THE EXERCISE: Extract all lines in the data that contain the word "الأمور".

EXERCISE MATERIALS:
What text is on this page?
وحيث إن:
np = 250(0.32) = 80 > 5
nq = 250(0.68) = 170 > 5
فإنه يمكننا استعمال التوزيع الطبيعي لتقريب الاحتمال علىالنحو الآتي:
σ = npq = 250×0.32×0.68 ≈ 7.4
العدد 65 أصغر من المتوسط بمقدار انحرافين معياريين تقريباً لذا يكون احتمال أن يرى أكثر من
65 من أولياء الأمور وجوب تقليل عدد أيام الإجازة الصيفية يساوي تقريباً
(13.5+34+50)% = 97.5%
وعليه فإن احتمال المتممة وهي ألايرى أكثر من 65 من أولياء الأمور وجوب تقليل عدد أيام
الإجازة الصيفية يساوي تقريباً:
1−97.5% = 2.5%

--

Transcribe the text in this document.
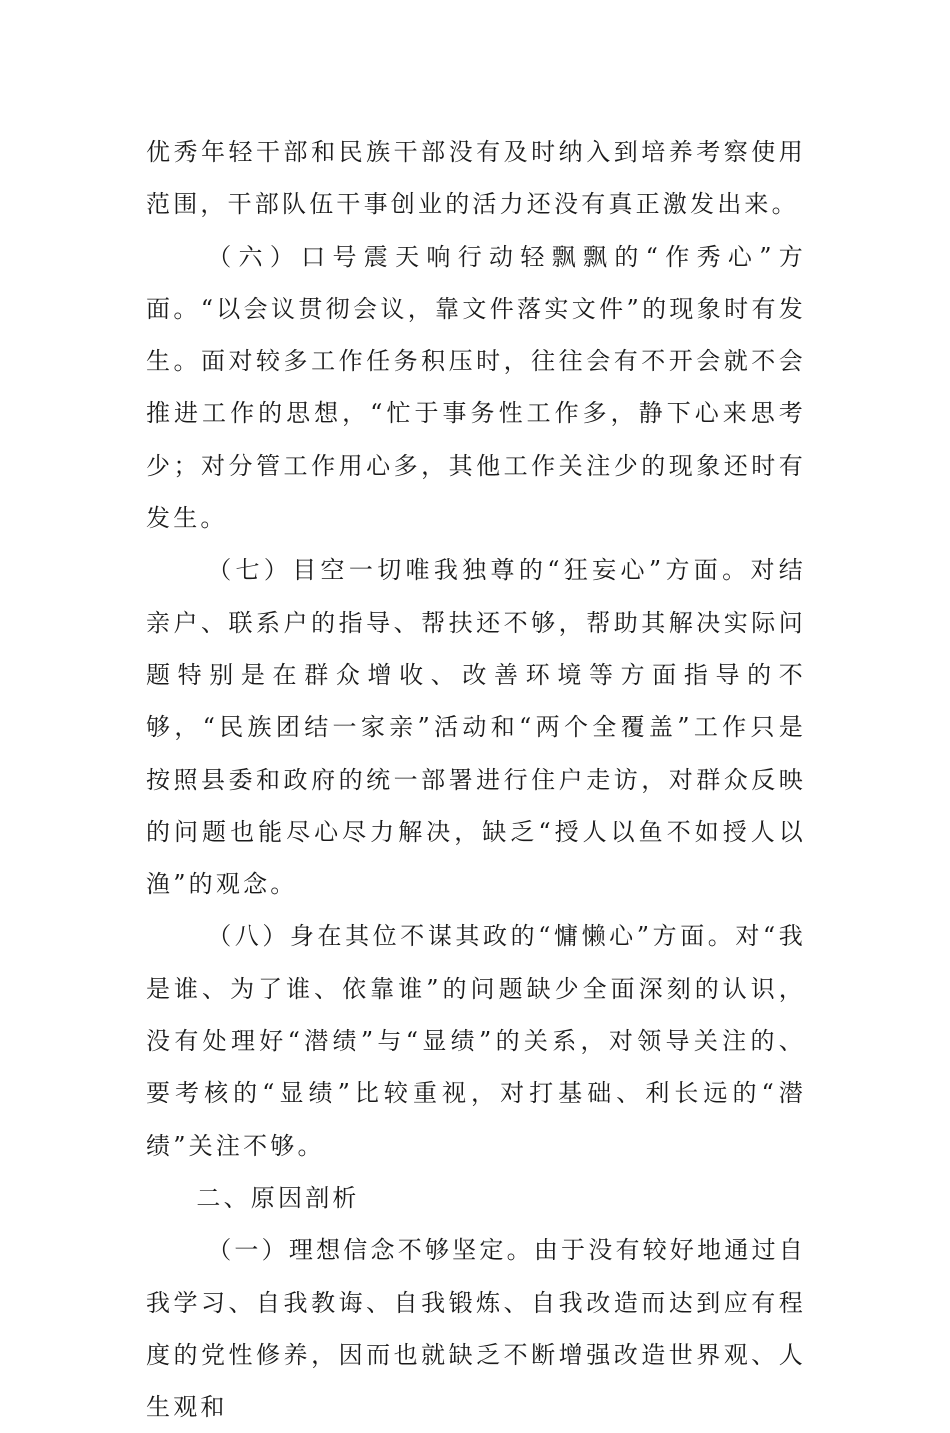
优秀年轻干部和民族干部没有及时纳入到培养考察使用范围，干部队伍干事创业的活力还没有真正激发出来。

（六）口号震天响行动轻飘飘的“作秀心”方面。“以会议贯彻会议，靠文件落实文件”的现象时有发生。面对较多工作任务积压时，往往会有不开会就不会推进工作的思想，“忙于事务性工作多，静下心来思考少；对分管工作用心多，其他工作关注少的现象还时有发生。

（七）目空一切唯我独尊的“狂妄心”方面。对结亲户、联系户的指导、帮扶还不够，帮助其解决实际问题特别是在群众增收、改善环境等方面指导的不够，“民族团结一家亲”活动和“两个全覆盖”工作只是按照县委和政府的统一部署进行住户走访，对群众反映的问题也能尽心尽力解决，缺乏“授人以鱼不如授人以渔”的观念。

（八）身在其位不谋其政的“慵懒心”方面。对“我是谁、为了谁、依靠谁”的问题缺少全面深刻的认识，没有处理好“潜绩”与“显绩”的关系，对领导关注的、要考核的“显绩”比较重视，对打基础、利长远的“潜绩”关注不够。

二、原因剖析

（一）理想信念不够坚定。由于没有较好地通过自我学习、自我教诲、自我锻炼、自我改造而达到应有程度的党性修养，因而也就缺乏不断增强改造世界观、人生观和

---

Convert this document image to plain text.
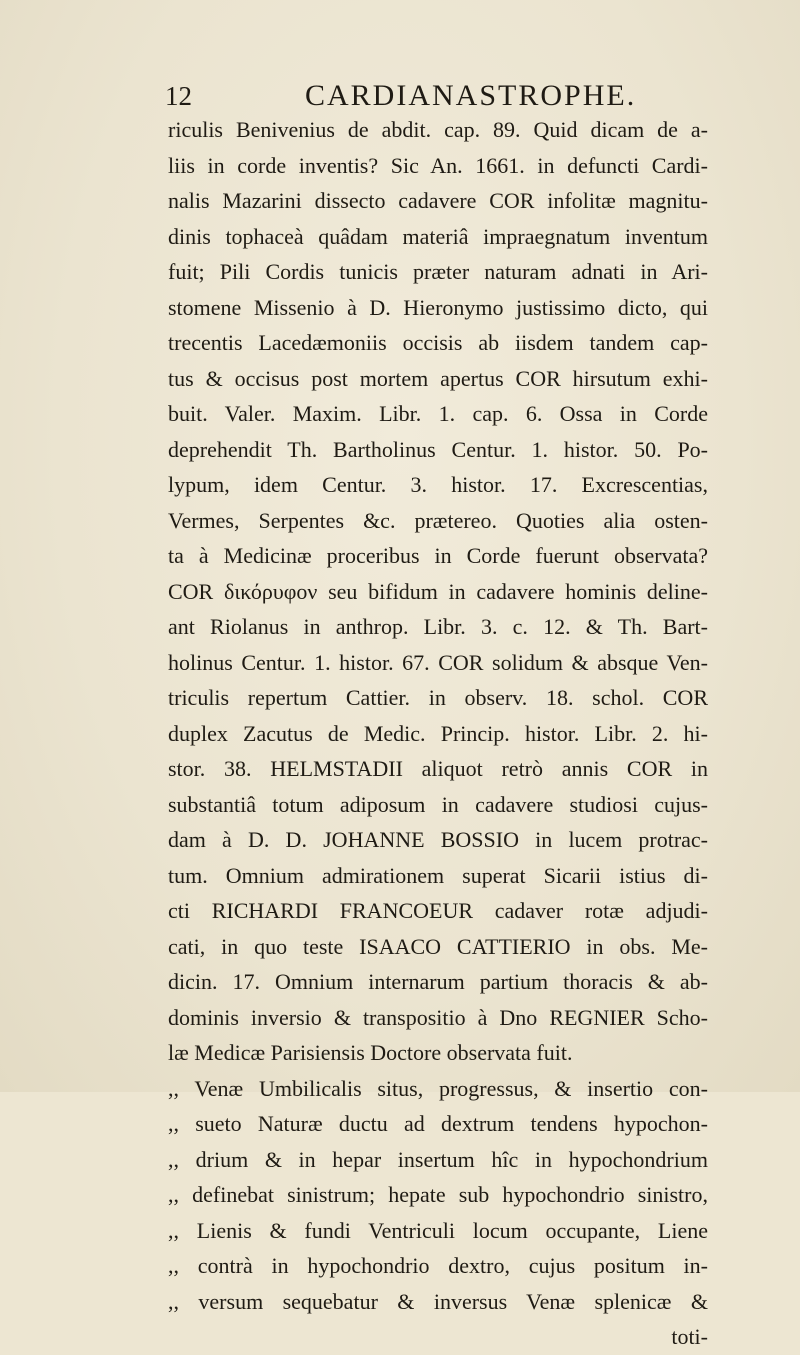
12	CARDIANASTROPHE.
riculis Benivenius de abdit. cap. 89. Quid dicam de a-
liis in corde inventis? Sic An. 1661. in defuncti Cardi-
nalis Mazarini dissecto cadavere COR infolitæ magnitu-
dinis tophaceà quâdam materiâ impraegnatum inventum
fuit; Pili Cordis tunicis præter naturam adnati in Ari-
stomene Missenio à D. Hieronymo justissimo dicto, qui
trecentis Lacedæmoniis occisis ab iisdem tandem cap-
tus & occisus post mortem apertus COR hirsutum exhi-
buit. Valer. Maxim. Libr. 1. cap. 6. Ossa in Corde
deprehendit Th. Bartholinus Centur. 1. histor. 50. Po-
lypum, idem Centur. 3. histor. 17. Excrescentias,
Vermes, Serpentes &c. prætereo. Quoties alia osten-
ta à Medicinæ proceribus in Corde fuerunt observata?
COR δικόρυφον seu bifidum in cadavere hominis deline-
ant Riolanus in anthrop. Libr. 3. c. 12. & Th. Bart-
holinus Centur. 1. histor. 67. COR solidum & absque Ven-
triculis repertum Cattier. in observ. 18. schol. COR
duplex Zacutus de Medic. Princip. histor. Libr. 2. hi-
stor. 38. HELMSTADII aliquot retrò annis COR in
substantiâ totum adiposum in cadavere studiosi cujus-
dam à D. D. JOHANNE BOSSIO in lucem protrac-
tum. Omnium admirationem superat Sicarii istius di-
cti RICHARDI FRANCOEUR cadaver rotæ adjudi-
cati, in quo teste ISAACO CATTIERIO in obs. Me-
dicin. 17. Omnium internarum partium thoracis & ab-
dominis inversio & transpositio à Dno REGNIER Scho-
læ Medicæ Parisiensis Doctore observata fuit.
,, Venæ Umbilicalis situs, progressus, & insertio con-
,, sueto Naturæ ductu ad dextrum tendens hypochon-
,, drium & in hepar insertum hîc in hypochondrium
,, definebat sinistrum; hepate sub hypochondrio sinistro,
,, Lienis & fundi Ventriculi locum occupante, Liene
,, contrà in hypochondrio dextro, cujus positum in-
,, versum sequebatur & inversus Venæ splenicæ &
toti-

REPLY:
65 من أولياء الأمور وجوب تقليل عدد أيام الإجازة الصيفية يساوي تقريباً
وعليه فإن احتمال المتممة وهي ألايرى أكثر من 65 من أولياء الأمور وجوب تقليل عدد أيام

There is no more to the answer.